• _What to do_: Copy out each line in the material below that has the word "they".

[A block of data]

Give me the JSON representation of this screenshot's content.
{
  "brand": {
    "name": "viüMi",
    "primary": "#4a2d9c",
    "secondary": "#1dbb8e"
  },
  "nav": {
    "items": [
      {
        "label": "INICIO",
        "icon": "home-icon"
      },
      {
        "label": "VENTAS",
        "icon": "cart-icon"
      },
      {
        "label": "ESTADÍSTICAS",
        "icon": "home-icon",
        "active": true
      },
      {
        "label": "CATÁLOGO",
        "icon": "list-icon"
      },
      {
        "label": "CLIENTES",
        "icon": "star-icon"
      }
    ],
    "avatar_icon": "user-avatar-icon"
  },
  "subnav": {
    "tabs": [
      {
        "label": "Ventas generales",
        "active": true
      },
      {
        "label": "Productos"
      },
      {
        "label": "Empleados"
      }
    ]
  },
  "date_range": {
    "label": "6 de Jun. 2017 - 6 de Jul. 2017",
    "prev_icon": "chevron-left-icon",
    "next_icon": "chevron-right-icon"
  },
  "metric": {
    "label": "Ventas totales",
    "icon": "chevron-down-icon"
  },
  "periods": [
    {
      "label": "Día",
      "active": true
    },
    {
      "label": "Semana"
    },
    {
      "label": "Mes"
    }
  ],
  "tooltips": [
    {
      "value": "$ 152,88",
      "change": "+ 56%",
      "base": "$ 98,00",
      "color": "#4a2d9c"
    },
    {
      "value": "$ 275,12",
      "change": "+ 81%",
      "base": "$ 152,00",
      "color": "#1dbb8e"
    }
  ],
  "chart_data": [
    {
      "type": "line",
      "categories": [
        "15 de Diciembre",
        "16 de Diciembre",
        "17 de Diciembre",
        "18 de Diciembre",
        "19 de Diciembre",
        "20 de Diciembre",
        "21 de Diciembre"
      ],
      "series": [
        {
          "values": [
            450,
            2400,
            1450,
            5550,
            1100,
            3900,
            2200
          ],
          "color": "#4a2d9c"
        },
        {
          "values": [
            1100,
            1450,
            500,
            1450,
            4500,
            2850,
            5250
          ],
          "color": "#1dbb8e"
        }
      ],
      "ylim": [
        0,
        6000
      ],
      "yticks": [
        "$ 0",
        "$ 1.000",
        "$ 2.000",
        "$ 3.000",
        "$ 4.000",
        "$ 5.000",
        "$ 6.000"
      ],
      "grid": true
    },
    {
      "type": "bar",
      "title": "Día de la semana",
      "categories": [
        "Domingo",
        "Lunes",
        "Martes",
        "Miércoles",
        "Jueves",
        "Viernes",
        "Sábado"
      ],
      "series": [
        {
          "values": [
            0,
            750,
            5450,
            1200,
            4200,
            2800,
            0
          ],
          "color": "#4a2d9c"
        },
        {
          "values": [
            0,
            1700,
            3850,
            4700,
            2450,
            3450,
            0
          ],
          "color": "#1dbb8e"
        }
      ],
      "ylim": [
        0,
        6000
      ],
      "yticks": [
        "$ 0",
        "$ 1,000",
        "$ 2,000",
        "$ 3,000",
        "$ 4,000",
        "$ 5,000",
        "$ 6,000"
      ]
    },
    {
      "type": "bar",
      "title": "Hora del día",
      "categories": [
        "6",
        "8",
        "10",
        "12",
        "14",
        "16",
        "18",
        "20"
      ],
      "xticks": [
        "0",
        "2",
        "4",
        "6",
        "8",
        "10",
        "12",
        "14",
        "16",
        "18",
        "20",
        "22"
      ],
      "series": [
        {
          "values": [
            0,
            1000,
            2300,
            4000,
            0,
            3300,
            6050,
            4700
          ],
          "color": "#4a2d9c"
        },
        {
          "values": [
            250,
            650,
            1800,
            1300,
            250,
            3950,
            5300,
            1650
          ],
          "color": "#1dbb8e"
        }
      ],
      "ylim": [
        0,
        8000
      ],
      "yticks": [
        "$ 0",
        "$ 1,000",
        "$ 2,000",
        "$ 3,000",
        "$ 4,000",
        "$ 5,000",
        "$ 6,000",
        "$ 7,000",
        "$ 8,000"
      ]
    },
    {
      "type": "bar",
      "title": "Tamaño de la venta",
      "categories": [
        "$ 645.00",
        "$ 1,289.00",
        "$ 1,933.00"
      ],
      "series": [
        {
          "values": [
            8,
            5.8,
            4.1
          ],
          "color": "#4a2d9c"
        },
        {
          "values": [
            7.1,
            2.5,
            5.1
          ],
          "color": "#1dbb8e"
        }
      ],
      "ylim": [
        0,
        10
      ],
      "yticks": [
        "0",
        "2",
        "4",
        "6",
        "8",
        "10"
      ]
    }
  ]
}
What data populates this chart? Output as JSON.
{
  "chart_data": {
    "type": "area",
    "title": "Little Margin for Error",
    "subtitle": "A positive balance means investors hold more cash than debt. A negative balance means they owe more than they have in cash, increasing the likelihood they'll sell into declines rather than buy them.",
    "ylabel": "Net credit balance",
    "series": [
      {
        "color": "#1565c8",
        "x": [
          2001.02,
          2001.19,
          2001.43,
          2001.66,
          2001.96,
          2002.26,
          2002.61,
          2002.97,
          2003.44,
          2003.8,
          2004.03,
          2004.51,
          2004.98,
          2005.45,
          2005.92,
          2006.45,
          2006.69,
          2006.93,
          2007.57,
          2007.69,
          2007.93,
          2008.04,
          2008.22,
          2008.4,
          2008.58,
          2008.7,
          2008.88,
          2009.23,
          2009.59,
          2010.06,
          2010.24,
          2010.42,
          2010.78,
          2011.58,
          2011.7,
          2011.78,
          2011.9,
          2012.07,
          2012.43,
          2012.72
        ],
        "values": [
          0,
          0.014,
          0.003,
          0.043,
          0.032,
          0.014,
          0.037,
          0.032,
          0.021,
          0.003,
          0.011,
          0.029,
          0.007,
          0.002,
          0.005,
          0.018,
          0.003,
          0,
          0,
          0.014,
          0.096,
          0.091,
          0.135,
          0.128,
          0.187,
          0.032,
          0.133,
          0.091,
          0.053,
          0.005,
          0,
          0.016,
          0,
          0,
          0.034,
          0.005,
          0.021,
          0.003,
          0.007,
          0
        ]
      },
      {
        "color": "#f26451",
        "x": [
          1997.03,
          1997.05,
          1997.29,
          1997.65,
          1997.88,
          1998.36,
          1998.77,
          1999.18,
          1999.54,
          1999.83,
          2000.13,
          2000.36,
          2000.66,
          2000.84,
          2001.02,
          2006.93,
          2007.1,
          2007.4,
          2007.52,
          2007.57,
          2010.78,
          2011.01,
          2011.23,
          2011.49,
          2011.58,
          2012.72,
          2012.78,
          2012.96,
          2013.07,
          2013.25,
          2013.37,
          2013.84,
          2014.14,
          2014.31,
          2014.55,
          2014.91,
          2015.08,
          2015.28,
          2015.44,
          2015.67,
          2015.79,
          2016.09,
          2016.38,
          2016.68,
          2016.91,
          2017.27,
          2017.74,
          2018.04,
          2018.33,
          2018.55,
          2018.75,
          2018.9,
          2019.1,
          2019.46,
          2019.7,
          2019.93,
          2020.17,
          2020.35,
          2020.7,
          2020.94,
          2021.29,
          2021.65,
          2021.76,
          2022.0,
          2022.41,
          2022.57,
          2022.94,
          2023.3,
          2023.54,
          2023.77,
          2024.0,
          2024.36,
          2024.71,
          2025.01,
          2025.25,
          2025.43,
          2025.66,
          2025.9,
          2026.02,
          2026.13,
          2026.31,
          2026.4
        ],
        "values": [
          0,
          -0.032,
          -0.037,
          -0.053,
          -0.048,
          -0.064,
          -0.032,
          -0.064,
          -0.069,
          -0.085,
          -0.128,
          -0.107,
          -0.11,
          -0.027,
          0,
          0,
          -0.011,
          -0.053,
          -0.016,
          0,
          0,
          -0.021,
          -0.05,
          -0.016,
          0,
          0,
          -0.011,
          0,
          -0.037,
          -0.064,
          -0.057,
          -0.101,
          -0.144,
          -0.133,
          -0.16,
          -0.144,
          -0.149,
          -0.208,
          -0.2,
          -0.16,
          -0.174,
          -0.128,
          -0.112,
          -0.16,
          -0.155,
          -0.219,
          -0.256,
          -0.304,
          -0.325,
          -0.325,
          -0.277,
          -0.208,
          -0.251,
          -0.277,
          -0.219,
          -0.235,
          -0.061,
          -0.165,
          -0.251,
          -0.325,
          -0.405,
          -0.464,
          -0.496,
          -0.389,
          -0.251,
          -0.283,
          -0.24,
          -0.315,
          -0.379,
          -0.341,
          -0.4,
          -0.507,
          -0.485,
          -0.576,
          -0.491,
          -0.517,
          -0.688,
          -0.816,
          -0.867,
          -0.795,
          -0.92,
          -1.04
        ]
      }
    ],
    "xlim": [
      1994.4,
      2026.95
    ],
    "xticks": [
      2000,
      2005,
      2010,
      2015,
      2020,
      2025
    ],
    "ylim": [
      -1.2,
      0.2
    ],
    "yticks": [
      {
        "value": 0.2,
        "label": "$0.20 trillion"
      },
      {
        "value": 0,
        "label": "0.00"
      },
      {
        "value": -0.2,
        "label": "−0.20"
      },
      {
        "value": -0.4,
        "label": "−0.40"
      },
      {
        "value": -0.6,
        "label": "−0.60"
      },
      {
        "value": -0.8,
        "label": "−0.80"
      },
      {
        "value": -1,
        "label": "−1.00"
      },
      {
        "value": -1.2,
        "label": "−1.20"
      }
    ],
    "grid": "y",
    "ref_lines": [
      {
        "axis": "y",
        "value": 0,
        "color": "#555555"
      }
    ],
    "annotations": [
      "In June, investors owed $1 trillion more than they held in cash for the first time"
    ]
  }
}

• _Finished task_:
    "subtitle": "A positive balance means investors hold more cash than debt. A negative balance means they owe more than they have in cash, increasing the likelihood they'll sell into declines rather than buy them.",
      "In June, investors owed $1 trillion more than they held in cash for the first time"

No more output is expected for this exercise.